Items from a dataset
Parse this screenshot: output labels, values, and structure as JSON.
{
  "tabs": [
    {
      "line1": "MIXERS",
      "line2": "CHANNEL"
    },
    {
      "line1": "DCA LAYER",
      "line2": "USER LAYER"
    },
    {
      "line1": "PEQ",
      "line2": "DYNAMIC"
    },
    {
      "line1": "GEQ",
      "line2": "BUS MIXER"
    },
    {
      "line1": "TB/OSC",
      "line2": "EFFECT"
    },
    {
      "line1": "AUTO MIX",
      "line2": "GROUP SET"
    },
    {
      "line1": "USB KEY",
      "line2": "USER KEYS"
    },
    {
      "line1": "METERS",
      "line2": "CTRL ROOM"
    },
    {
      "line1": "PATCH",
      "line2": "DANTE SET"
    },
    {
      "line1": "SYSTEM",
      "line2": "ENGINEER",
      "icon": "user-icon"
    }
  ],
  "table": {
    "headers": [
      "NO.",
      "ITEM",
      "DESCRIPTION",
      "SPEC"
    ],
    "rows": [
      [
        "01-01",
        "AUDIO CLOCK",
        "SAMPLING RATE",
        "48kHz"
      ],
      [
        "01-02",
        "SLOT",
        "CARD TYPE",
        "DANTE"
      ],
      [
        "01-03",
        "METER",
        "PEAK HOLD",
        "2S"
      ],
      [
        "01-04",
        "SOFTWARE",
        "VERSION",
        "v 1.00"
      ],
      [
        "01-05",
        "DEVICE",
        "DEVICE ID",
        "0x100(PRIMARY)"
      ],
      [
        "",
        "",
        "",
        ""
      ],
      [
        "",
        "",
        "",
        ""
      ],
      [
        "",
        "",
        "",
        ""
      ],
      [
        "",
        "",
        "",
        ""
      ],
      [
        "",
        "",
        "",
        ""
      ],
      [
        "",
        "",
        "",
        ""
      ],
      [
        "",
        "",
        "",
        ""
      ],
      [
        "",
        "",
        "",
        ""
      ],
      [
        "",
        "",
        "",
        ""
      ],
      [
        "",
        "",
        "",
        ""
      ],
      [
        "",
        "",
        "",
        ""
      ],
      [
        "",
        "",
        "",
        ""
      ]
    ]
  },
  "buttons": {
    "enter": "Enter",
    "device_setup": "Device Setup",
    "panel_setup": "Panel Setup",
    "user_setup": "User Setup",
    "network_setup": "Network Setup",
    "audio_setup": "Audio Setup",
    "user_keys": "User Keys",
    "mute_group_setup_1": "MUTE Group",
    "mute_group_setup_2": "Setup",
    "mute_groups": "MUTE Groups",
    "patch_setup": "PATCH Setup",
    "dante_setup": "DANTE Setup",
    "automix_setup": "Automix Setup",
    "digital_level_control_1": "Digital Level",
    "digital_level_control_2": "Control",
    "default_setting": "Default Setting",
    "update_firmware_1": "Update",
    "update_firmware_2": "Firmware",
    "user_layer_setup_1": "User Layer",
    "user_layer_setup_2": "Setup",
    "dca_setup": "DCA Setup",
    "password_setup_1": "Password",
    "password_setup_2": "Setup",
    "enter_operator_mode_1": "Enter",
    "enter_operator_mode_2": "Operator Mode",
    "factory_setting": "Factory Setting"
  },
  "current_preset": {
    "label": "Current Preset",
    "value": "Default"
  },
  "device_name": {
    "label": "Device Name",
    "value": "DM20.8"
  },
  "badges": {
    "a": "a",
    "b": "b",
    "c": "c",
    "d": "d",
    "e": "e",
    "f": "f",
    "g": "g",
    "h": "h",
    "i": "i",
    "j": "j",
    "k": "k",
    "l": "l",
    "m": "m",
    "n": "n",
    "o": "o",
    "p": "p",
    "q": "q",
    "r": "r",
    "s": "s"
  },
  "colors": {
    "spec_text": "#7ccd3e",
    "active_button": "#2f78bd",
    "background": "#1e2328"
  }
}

GIVEN REQUEST. Write out the entries above once more, without altering anything.

TASK SOLUTION.
Parse this screenshot: output labels, values, and structure as JSON.
{
  "tabs": [
    {
      "line1": "MIXERS",
      "line2": "CHANNEL"
    },
    {
      "line1": "DCA LAYER",
      "line2": "USER LAYER"
    },
    {
      "line1": "PEQ",
      "line2": "DYNAMIC"
    },
    {
      "line1": "GEQ",
      "line2": "BUS MIXER"
    },
    {
      "line1": "TB/OSC",
      "line2": "EFFECT"
    },
    {
      "line1": "AUTO MIX",
      "line2": "GROUP SET"
    },
    {
      "line1": "USB KEY",
      "line2": "USER KEYS"
    },
    {
      "line1": "METERS",
      "line2": "CTRL ROOM"
    },
    {
      "line1": "PATCH",
      "line2": "DANTE SET"
    },
    {
      "line1": "SYSTEM",
      "line2": "ENGINEER",
      "icon": "user-icon"
    }
  ],
  "table": {
    "headers": [
      "NO.",
      "ITEM",
      "DESCRIPTION",
      "SPEC"
    ],
    "rows": [
      [
        "01-01",
        "AUDIO CLOCK",
        "SAMPLING RATE",
        "48kHz"
      ],
      [
        "01-02",
        "SLOT",
        "CARD TYPE",
        "DANTE"
      ],
      [
        "01-03",
        "METER",
        "PEAK HOLD",
        "2S"
      ],
      [
        "01-04",
        "SOFTWARE",
        "VERSION",
        "v 1.00"
      ],
      [
        "01-05",
        "DEVICE",
        "DEVICE ID",
        "0x100(PRIMARY)"
      ],
      [
        "",
        "",
        "",
        ""
      ],
      [
        "",
        "",
        "",
        ""
      ],
      [
        "",
        "",
        "",
        ""
      ],
      [
        "",
        "",
        "",
        ""
      ],
      [
        "",
        "",
        "",
        ""
      ],
      [
        "",
        "",
        "",
        ""
      ],
      [
        "",
        "",
        "",
        ""
      ],
      [
        "",
        "",
        "",
        ""
      ],
      [
        "",
        "",
        "",
        ""
      ],
      [
        "",
        "",
        "",
        ""
      ],
      [
        "",
        "",
        "",
        ""
      ],
      [
        "",
        "",
        "",
        ""
      ]
    ]
  },
  "buttons": {
    "enter": "Enter",
    "device_setup": "Device Setup",
    "panel_setup": "Panel Setup",
    "user_setup": "User Setup",
    "network_setup": "Network Setup",
    "audio_setup": "Audio Setup",
    "user_keys": "User Keys",
    "mute_group_setup_1": "MUTE Group",
    "mute_group_setup_2": "Setup",
    "mute_groups": "MUTE Groups",
    "patch_setup": "PATCH Setup",
    "dante_setup": "DANTE Setup",
    "automix_setup": "Automix Setup",
    "digital_level_control_1": "Digital Level",
    "digital_level_control_2": "Control",
    "default_setting": "Default Setting",
    "update_firmware_1": "Update",
    "update_firmware_2": "Firmware",
    "user_layer_setup_1": "User Layer",
    "user_layer_setup_2": "Setup",
    "dca_setup": "DCA Setup",
    "password_setup_1": "Password",
    "password_setup_2": "Setup",
    "enter_operator_mode_1": "Enter",
    "enter_operator_mode_2": "Operator Mode",
    "factory_setting": "Factory Setting"
  },
  "current_preset": {
    "label": "Current Preset",
    "value": "Default"
  },
  "device_name": {
    "label": "Device Name",
    "value": "DM20.8"
  },
  "badges": {
    "a": "a",
    "b": "b",
    "c": "c",
    "d": "d",
    "e": "e",
    "f": "f",
    "g": "g",
    "h": "h",
    "i": "i",
    "j": "j",
    "k": "k",
    "l": "l",
    "m": "m",
    "n": "n",
    "o": "o",
    "p": "p",
    "q": "q",
    "r": "r",
    "s": "s"
  },
  "colors": {
    "spec_text": "#7ccd3e",
    "active_button": "#2f78bd",
    "background": "#1e2328"
  }
}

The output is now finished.